*Set problem:*
Filter the records below down to lines containing "Speed".

[START Source data]

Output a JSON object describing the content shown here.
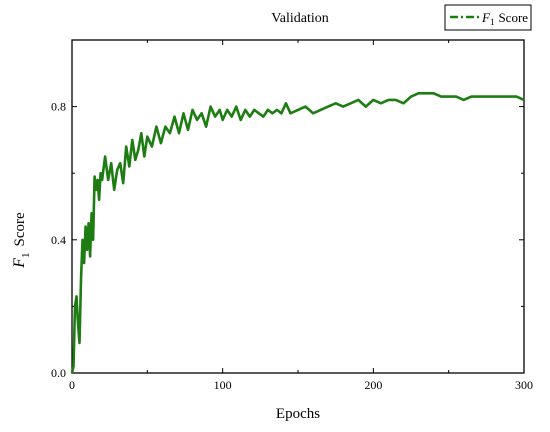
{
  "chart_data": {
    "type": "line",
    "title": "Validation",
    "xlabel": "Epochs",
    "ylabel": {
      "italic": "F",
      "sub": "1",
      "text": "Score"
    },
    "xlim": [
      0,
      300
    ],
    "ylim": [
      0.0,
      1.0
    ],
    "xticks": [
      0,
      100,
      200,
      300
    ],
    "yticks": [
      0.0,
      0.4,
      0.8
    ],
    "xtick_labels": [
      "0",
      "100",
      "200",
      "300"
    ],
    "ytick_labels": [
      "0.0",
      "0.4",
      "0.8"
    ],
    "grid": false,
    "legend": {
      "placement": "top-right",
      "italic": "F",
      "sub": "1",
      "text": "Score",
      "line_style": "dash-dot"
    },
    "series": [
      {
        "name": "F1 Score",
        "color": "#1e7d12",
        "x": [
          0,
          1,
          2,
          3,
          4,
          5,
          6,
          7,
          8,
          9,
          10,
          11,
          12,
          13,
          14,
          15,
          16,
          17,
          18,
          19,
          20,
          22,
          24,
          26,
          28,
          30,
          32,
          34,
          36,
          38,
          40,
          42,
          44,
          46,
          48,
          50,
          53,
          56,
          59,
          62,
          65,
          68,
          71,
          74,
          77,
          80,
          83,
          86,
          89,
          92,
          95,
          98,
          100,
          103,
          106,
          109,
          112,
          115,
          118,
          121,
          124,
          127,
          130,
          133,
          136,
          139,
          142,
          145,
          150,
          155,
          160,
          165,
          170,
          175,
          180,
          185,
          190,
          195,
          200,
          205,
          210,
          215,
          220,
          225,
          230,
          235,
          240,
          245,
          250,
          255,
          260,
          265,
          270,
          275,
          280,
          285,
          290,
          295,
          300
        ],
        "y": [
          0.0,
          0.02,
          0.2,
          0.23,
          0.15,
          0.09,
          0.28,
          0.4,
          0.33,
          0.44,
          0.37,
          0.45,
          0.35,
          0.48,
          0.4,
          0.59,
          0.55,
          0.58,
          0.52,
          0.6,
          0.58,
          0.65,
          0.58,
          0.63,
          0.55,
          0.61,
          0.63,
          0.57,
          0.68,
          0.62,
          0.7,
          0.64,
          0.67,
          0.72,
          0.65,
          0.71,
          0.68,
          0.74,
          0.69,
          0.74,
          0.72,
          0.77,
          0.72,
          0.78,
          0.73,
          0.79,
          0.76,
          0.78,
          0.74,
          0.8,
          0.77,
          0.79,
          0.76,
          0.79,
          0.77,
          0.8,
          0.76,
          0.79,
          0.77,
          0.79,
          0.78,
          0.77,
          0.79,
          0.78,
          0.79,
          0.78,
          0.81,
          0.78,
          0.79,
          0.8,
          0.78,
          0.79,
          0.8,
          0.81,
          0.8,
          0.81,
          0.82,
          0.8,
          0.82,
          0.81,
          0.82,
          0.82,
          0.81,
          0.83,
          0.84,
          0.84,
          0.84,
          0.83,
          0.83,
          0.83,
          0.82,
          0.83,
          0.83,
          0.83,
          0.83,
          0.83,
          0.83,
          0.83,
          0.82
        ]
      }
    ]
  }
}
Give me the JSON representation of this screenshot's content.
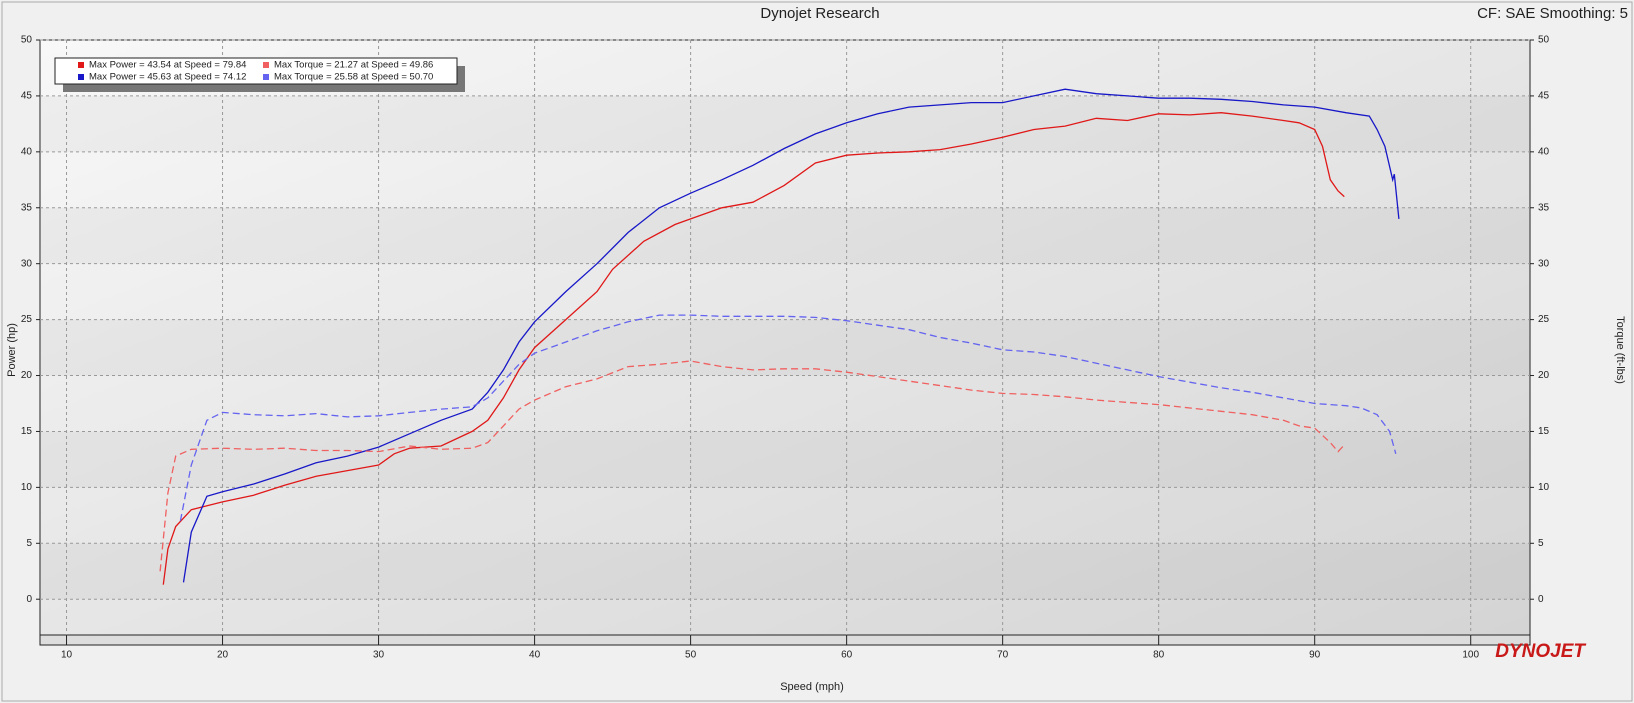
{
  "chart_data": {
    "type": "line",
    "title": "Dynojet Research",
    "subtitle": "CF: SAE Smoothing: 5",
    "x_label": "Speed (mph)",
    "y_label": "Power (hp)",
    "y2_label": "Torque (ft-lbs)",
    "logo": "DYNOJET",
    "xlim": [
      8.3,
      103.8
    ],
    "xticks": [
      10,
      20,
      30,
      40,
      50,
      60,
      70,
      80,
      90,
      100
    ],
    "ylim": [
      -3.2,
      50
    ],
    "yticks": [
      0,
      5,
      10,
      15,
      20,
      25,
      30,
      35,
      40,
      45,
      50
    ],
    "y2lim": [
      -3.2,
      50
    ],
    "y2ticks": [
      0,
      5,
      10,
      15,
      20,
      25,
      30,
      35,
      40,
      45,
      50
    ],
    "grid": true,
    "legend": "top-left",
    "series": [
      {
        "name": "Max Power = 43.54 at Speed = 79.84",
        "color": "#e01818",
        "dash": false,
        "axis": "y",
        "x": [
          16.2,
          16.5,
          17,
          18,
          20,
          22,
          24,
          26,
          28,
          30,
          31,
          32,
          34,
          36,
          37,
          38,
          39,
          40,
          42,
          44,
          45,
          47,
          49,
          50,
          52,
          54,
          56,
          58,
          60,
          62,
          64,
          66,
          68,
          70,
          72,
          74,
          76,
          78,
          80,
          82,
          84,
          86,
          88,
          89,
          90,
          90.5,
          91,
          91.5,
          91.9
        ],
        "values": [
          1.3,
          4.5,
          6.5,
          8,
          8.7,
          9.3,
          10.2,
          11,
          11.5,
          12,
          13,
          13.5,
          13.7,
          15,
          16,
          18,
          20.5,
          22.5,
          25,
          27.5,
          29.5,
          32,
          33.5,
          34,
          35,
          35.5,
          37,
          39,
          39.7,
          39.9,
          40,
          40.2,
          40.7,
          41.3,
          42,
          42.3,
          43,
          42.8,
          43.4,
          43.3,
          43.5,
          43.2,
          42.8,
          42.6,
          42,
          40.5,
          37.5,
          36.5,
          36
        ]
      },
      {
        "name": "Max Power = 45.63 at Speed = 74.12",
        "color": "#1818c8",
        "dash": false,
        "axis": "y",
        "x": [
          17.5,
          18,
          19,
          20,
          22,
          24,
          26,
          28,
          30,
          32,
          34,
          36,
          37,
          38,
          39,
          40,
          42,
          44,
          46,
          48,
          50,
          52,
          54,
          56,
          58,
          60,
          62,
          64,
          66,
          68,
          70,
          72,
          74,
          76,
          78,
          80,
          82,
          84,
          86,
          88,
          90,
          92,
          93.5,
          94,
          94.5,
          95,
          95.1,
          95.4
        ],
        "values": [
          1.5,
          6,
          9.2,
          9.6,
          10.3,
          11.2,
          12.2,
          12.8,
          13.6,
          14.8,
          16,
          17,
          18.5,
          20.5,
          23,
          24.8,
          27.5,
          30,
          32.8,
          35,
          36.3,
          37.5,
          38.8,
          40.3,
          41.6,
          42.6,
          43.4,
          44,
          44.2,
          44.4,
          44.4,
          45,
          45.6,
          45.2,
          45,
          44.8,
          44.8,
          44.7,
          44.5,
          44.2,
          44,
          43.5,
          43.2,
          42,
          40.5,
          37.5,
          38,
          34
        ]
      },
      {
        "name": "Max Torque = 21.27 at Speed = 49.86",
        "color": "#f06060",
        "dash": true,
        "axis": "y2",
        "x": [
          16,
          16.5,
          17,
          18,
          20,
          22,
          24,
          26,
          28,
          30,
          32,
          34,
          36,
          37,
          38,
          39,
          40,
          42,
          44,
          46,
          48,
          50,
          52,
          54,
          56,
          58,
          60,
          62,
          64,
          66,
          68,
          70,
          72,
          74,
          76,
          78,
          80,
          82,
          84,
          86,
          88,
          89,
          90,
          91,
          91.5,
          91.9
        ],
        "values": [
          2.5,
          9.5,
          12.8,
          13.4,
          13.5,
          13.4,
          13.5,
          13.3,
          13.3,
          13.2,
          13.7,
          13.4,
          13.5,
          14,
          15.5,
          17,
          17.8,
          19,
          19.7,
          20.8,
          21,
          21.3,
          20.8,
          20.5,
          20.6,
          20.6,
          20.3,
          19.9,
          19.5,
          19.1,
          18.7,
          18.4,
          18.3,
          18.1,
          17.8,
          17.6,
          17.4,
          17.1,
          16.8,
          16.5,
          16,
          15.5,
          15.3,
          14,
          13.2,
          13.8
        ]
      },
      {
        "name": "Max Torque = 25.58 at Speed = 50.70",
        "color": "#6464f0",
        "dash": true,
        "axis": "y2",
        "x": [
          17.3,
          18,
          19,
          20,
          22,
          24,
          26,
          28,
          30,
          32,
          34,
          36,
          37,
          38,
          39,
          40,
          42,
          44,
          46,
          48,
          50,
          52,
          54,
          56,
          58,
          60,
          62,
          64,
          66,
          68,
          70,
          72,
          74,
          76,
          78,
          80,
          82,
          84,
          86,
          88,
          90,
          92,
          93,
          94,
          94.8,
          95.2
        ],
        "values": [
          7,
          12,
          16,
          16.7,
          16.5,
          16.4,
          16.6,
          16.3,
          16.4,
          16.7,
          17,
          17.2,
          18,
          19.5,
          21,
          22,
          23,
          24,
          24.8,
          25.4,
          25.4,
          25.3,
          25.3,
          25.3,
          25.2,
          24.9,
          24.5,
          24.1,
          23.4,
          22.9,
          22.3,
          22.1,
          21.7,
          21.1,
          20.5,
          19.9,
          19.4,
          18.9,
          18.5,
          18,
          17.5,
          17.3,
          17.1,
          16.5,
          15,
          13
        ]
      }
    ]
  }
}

[END Source data]

*Exercise response:*
    "x_label": "Speed (mph)",
        "name": "Max Power = 43.54 at Speed = 79.84",
        "name": "Max Power = 45.63 at Speed = 74.12",
        "name": "Max Torque = 21.27 at Speed = 49.86",
        "name": "Max Torque = 25.58 at Speed = 50.70",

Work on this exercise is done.